[Begin]

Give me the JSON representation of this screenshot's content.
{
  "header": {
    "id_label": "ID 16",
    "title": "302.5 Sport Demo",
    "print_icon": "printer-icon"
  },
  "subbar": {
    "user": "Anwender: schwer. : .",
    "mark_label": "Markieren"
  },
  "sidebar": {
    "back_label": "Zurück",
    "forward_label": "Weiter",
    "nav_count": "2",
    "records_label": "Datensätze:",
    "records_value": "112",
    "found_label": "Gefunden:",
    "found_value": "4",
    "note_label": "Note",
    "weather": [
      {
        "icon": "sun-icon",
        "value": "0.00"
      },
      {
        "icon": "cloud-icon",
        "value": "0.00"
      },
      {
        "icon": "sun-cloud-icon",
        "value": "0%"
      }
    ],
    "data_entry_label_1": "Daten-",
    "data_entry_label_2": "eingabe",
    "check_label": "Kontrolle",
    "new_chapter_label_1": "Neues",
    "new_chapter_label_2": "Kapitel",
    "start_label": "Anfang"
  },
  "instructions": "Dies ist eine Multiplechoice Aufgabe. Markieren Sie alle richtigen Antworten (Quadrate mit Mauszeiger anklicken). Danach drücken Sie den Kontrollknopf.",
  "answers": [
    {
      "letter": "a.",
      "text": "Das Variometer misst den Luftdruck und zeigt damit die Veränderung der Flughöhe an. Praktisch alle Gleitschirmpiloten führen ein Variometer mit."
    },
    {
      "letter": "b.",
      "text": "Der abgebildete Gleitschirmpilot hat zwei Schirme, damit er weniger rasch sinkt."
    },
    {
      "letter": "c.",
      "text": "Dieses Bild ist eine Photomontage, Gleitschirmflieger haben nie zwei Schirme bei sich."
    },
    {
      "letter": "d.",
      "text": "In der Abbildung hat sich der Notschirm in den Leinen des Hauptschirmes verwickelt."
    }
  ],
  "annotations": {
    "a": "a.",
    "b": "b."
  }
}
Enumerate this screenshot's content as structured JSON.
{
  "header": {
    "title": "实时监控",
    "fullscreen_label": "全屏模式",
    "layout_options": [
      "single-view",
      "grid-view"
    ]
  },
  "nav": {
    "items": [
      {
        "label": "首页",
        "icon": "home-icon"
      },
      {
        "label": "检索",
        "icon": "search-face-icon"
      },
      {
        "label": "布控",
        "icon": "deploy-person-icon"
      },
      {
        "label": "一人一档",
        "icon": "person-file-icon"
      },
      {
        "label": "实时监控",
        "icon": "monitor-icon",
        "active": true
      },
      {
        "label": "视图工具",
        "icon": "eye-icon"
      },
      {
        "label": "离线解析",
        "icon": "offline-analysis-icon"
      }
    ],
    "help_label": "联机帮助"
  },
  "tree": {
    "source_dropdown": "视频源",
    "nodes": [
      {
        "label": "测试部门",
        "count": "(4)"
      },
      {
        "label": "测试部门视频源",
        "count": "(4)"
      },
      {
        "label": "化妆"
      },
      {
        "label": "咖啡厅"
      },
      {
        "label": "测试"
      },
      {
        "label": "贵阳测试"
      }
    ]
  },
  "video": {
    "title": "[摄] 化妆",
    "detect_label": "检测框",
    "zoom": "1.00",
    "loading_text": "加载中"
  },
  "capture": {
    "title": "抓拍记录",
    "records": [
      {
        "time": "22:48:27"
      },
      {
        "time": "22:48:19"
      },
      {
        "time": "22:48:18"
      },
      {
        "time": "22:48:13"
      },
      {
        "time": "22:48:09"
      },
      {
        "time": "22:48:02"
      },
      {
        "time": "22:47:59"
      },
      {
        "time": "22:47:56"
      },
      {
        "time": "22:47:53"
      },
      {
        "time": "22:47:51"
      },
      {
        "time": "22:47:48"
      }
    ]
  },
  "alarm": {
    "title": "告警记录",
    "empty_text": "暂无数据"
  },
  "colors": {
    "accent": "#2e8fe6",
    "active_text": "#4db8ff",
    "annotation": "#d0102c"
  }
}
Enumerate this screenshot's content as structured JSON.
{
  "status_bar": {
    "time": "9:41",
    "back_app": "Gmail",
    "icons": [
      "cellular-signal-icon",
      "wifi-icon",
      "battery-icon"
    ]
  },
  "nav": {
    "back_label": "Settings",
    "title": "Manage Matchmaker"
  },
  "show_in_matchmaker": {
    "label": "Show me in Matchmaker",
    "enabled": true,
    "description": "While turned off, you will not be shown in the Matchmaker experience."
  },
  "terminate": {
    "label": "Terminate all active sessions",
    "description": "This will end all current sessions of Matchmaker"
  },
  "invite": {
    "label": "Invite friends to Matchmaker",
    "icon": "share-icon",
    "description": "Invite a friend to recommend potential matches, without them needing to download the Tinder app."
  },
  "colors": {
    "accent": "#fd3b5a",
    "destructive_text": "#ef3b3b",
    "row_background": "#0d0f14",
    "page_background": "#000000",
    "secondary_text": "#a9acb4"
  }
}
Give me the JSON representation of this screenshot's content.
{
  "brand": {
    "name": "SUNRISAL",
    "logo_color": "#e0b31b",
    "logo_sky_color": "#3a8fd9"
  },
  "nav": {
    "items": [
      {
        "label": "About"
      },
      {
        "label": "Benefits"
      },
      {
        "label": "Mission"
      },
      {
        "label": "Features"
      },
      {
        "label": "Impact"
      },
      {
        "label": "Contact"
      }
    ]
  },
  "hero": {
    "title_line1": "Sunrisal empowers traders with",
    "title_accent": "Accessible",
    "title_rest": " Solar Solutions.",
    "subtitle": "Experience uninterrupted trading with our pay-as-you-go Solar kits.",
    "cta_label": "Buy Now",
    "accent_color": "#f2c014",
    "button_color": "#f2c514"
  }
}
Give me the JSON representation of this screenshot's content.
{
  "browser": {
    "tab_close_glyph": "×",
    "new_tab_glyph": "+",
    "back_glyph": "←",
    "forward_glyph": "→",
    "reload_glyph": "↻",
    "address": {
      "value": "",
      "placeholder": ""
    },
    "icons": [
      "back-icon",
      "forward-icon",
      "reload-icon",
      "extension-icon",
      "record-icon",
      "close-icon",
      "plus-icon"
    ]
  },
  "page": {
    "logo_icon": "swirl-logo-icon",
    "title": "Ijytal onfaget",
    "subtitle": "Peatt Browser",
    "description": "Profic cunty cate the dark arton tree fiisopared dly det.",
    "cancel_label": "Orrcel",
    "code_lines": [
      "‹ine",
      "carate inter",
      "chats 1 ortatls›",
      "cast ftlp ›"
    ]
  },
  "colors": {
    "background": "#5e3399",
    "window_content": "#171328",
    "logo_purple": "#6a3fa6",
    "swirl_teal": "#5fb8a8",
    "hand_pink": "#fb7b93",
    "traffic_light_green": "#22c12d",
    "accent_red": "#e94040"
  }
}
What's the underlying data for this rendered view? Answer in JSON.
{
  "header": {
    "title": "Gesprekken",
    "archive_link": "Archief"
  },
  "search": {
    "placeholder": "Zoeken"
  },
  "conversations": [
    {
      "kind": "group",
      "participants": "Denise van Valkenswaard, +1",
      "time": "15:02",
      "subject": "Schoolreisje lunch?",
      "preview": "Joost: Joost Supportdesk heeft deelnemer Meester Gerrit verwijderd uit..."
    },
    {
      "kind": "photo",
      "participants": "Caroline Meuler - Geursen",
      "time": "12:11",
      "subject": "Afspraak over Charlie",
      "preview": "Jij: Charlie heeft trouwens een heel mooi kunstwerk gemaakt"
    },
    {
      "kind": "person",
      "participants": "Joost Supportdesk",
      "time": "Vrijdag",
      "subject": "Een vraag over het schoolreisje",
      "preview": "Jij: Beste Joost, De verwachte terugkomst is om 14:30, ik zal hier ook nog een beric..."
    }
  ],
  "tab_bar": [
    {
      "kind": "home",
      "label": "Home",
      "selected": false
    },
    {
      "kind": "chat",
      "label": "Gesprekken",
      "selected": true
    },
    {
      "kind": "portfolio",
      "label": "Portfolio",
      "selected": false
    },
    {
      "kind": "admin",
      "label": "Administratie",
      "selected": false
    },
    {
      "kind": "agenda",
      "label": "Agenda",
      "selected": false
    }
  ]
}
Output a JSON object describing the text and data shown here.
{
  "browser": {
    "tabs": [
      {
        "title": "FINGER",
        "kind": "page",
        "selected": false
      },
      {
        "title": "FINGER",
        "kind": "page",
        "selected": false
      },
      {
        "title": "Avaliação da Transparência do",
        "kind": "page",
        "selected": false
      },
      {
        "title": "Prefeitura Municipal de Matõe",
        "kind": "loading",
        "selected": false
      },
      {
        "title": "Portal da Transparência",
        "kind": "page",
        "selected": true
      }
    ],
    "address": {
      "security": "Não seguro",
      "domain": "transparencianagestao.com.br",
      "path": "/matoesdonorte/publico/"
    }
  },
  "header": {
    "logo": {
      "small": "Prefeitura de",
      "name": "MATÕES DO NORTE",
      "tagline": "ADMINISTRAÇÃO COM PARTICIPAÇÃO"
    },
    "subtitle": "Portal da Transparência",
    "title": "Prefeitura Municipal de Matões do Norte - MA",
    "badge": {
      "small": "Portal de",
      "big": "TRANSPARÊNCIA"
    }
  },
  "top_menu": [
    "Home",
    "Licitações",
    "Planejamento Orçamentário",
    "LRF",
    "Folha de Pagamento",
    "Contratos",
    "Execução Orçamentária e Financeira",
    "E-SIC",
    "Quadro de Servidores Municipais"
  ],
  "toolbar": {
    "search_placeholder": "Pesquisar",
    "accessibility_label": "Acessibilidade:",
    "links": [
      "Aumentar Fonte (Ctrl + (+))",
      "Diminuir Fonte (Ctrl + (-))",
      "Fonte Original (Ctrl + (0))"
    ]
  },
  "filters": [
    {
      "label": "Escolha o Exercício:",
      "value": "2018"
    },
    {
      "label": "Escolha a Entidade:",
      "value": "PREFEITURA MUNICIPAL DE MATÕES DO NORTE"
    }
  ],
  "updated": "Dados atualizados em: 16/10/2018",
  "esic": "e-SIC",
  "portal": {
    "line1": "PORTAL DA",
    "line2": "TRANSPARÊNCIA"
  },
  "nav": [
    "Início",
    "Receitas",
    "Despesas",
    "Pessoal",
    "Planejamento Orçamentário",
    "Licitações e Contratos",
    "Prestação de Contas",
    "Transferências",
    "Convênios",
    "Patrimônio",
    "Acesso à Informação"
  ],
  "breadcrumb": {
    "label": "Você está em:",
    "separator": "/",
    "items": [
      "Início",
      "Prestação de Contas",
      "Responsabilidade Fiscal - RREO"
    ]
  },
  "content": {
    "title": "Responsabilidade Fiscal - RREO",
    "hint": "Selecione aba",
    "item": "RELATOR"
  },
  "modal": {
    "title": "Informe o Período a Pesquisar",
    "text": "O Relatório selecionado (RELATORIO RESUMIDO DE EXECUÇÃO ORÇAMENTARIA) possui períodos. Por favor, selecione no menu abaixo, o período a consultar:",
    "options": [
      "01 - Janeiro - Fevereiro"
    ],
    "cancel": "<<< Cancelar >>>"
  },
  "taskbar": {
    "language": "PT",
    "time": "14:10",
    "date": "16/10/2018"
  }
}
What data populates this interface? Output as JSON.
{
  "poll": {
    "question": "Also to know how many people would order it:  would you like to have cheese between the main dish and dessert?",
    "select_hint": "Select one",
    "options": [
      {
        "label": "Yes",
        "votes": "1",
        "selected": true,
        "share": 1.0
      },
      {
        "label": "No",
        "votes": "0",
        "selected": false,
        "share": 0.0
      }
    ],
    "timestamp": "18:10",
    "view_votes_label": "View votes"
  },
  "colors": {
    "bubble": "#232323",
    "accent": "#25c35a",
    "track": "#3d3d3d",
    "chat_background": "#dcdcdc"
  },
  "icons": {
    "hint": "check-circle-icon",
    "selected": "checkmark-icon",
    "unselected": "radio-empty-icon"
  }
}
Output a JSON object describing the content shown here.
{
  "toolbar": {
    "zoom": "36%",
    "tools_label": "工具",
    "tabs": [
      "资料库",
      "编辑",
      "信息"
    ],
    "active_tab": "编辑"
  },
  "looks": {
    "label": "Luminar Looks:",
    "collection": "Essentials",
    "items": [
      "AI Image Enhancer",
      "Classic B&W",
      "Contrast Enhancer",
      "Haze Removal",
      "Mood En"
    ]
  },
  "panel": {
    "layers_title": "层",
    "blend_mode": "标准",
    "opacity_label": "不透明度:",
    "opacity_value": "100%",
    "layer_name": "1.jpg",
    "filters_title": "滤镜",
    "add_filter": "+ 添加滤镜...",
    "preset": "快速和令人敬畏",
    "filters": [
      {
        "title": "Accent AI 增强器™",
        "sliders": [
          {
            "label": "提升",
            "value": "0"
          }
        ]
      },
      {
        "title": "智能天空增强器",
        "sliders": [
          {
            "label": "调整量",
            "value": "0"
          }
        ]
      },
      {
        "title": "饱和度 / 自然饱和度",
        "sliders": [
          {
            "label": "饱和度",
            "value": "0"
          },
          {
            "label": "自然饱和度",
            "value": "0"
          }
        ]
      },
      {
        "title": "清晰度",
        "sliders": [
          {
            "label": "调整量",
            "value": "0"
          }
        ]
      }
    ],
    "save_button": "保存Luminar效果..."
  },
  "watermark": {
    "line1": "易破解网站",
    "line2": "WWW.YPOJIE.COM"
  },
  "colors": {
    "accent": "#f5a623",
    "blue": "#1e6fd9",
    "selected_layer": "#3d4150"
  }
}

[End]

Reproduce each line from the records that contains the word "Responsabilidade".

      "Responsabilidade Fiscal - RREO"
    "title": "Responsabilidade Fiscal - RREO",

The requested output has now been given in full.